OBJECTIVE: Find every line with the word "structured" and give their count, nothing else.

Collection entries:
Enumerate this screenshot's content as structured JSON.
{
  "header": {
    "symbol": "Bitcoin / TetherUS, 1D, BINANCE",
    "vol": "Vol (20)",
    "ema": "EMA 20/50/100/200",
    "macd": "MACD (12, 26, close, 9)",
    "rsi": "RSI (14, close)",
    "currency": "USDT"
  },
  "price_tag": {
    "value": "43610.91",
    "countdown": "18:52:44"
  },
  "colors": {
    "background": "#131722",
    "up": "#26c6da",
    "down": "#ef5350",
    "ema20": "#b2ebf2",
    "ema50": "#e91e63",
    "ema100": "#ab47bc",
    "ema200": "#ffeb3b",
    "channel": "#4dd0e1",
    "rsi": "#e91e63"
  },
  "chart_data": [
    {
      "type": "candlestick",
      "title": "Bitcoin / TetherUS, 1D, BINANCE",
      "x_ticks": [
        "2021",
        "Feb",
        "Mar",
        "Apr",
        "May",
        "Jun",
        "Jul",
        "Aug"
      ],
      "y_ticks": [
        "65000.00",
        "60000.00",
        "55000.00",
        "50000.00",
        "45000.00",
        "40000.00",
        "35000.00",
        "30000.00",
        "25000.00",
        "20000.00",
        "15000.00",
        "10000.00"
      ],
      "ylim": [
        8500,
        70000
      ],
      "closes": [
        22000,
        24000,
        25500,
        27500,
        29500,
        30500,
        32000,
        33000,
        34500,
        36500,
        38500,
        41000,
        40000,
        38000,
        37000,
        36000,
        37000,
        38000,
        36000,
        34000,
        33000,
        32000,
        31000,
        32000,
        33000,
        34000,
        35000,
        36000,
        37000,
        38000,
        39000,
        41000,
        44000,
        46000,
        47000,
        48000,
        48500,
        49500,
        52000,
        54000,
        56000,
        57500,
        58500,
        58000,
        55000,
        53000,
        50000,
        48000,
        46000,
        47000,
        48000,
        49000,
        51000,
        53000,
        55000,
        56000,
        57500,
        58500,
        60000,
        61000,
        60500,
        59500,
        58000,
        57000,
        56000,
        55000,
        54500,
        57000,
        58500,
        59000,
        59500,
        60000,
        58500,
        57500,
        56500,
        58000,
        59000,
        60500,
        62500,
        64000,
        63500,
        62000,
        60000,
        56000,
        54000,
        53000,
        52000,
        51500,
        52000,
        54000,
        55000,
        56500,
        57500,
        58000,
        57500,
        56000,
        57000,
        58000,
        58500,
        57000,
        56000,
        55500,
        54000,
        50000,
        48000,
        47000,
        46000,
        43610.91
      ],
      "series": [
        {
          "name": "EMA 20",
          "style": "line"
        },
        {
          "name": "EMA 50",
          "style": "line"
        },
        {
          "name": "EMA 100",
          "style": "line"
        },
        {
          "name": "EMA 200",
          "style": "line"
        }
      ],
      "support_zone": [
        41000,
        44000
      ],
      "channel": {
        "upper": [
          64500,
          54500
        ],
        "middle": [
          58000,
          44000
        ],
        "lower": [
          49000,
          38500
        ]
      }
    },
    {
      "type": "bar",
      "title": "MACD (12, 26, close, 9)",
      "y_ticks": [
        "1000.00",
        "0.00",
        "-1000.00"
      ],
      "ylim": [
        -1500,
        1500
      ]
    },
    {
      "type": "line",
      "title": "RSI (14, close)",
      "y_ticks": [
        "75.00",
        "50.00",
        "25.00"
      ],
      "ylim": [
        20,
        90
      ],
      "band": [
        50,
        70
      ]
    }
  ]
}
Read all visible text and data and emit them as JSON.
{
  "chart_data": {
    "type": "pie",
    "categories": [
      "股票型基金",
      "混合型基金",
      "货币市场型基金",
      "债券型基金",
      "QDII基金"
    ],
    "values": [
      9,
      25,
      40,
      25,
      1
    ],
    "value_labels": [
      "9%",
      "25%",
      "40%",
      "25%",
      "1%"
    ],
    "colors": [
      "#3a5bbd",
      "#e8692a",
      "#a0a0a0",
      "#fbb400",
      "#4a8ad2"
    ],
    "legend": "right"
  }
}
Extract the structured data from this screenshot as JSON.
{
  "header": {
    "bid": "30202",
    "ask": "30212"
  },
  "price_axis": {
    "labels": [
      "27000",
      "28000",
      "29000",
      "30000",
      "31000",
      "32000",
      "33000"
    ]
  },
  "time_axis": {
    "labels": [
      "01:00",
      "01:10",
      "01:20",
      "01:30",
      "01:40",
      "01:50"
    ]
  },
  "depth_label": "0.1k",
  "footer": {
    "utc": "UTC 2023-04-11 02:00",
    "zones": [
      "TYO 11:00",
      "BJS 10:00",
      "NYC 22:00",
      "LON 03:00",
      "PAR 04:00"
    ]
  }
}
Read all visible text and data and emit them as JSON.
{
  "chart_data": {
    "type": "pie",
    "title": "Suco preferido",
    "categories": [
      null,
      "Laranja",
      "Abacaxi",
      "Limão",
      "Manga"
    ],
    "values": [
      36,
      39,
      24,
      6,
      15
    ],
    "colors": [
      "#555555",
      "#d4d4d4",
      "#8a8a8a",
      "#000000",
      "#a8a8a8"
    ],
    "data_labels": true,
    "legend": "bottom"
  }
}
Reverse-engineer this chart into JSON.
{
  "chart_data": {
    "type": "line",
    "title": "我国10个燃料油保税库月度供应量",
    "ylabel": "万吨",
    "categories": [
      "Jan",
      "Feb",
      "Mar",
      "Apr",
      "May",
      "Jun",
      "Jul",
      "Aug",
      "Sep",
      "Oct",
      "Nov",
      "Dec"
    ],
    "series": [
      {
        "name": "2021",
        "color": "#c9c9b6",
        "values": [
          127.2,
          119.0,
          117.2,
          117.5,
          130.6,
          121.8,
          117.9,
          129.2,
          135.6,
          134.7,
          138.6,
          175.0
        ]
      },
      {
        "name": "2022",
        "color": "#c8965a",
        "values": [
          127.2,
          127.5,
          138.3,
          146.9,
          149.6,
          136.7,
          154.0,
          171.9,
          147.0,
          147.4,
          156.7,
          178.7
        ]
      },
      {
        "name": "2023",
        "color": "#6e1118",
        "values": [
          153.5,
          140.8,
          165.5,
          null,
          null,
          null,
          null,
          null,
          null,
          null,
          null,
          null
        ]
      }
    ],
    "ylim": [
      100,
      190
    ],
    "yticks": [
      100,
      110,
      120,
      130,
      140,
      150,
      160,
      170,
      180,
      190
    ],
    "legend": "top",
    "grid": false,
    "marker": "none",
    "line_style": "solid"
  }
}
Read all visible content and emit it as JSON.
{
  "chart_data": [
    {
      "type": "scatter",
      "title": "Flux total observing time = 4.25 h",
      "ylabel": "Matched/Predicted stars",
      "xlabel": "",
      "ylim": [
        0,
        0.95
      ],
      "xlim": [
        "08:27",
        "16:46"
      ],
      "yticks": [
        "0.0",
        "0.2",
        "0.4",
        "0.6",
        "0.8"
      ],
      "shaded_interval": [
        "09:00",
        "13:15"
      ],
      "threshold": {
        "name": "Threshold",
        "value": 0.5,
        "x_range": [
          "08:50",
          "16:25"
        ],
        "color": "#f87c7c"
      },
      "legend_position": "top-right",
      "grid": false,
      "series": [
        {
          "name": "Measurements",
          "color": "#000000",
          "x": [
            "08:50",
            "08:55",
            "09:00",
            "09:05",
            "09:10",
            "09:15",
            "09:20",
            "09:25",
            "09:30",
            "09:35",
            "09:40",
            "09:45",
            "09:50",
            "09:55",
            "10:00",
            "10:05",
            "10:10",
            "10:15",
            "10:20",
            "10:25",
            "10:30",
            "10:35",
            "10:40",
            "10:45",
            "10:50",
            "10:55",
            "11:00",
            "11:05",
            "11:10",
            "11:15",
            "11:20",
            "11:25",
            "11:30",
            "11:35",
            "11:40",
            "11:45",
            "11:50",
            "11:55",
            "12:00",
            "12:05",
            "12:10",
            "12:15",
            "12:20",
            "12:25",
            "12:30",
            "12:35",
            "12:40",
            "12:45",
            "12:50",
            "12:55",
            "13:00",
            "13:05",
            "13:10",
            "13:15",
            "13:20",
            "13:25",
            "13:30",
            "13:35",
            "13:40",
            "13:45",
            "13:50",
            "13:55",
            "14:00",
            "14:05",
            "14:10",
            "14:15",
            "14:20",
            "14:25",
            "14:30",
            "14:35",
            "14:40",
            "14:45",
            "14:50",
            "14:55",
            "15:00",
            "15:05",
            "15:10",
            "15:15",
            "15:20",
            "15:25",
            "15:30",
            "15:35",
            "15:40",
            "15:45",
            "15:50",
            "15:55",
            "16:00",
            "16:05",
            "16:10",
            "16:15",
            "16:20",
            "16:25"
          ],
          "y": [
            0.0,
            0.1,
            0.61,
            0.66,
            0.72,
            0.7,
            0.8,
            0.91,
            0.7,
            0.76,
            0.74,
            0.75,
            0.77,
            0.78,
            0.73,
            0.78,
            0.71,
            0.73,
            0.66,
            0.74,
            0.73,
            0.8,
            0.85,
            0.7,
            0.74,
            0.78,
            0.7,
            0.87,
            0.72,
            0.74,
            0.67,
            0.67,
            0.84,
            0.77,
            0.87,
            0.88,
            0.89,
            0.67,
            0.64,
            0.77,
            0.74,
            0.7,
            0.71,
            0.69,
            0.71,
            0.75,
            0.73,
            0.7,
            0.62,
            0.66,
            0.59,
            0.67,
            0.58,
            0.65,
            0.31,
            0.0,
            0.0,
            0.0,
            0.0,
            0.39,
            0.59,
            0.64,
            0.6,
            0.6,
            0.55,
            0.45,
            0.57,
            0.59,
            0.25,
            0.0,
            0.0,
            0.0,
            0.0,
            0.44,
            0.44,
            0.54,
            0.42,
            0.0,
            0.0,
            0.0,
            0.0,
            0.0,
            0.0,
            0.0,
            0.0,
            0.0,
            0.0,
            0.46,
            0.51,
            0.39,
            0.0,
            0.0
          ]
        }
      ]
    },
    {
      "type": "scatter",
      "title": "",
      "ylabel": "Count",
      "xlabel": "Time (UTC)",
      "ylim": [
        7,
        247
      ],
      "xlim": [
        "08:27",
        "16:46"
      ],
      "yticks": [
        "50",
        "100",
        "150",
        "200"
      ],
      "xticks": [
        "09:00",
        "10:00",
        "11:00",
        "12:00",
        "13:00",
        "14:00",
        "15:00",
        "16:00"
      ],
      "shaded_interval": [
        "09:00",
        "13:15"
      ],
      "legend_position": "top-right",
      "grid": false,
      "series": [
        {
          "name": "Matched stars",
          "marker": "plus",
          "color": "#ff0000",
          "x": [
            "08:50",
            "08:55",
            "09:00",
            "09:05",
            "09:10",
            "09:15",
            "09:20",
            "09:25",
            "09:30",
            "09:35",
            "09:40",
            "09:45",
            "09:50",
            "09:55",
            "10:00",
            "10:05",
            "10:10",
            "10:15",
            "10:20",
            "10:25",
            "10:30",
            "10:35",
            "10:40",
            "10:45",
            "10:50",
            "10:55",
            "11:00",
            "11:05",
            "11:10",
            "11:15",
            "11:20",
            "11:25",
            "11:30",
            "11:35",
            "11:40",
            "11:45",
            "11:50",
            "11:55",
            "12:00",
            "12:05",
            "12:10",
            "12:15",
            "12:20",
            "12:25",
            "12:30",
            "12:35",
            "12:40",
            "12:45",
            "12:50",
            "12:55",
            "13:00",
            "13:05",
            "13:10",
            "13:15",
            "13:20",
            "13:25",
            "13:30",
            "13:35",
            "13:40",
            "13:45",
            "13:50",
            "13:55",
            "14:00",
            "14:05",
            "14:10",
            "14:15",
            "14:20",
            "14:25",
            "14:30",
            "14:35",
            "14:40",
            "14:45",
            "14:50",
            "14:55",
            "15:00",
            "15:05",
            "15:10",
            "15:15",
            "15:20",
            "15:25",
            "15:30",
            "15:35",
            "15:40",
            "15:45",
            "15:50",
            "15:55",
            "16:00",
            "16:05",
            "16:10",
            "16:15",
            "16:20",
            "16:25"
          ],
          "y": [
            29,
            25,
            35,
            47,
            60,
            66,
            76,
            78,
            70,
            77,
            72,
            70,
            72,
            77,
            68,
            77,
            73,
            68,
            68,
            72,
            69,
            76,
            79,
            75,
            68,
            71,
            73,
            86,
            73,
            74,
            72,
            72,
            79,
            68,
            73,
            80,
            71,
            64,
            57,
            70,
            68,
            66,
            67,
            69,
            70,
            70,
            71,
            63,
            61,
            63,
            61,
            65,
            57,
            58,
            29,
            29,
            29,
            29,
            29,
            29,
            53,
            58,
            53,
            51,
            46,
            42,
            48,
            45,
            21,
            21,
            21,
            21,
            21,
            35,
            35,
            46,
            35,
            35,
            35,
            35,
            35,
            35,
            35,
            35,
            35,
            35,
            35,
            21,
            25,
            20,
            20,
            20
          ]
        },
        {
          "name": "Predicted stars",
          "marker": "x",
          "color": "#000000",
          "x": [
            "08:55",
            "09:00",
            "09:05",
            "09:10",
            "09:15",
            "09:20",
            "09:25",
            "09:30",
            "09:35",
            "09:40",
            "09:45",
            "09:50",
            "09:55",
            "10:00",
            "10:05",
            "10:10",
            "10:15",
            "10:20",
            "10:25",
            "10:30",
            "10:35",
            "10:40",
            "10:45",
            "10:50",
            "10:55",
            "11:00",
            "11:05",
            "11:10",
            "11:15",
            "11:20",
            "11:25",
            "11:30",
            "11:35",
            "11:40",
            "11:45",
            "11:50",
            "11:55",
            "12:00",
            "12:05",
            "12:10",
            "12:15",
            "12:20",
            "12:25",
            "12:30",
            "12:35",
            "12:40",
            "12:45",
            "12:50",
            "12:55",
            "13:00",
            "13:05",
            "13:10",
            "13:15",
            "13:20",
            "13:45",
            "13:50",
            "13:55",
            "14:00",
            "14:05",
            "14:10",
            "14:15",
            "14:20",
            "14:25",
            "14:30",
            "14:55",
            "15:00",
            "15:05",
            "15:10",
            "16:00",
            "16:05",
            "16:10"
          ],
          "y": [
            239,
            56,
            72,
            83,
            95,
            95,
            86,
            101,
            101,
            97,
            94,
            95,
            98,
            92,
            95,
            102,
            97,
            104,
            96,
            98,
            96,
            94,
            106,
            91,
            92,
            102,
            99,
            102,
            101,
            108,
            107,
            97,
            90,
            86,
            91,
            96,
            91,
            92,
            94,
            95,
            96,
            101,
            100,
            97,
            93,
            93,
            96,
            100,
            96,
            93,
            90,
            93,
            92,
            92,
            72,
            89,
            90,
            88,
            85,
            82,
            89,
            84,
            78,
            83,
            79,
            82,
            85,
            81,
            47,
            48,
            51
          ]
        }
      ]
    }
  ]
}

RESULT: 2